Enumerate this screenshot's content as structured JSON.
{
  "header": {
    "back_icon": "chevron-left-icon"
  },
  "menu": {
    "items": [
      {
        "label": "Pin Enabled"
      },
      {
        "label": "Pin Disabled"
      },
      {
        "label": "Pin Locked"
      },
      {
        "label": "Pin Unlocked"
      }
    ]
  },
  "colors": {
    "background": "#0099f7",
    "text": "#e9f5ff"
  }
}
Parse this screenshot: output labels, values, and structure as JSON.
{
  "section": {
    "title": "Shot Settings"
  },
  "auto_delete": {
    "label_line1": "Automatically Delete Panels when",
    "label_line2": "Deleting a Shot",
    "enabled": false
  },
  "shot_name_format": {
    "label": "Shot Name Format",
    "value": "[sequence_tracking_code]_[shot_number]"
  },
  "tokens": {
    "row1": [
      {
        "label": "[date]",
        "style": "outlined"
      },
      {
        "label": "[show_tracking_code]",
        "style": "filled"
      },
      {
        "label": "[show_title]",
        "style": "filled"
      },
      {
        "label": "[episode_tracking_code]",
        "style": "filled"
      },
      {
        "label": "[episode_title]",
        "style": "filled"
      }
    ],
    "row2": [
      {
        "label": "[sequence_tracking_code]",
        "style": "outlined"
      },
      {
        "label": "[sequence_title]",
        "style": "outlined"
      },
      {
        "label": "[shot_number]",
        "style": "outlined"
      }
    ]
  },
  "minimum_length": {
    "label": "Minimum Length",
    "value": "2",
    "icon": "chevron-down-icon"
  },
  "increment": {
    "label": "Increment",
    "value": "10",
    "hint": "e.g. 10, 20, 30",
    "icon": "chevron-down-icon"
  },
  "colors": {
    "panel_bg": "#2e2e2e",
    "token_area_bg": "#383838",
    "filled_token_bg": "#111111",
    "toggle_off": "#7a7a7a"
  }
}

####

Request – Make an exact copy of the listing, including every line.

Solution to the exercise –
Enumerate this screenshot's content as structured JSON.
{
  "header": {
    "back_icon": "chevron-left-icon"
  },
  "menu": {
    "items": [
      {
        "label": "Pin Enabled"
      },
      {
        "label": "Pin Disabled"
      },
      {
        "label": "Pin Locked"
      },
      {
        "label": "Pin Unlocked"
      }
    ]
  },
  "colors": {
    "background": "#0099f7",
    "text": "#e9f5ff"
  }
}
Parse this screenshot: output labels, values, and structure as JSON.
{
  "section": {
    "title": "Shot Settings"
  },
  "auto_delete": {
    "label_line1": "Automatically Delete Panels when",
    "label_line2": "Deleting a Shot",
    "enabled": false
  },
  "shot_name_format": {
    "label": "Shot Name Format",
    "value": "[sequence_tracking_code]_[shot_number]"
  },
  "tokens": {
    "row1": [
      {
        "label": "[date]",
        "style": "outlined"
      },
      {
        "label": "[show_tracking_code]",
        "style": "filled"
      },
      {
        "label": "[show_title]",
        "style": "filled"
      },
      {
        "label": "[episode_tracking_code]",
        "style": "filled"
      },
      {
        "label": "[episode_title]",
        "style": "filled"
      }
    ],
    "row2": [
      {
        "label": "[sequence_tracking_code]",
        "style": "outlined"
      },
      {
        "label": "[sequence_title]",
        "style": "outlined"
      },
      {
        "label": "[shot_number]",
        "style": "outlined"
      }
    ]
  },
  "minimum_length": {
    "label": "Minimum Length",
    "value": "2",
    "icon": "chevron-down-icon"
  },
  "increment": {
    "label": "Increment",
    "value": "10",
    "hint": "e.g. 10, 20, 30",
    "icon": "chevron-down-icon"
  },
  "colors": {
    "panel_bg": "#2e2e2e",
    "token_area_bg": "#383838",
    "filled_token_bg": "#111111",
    "toggle_off": "#7a7a7a"
  }
}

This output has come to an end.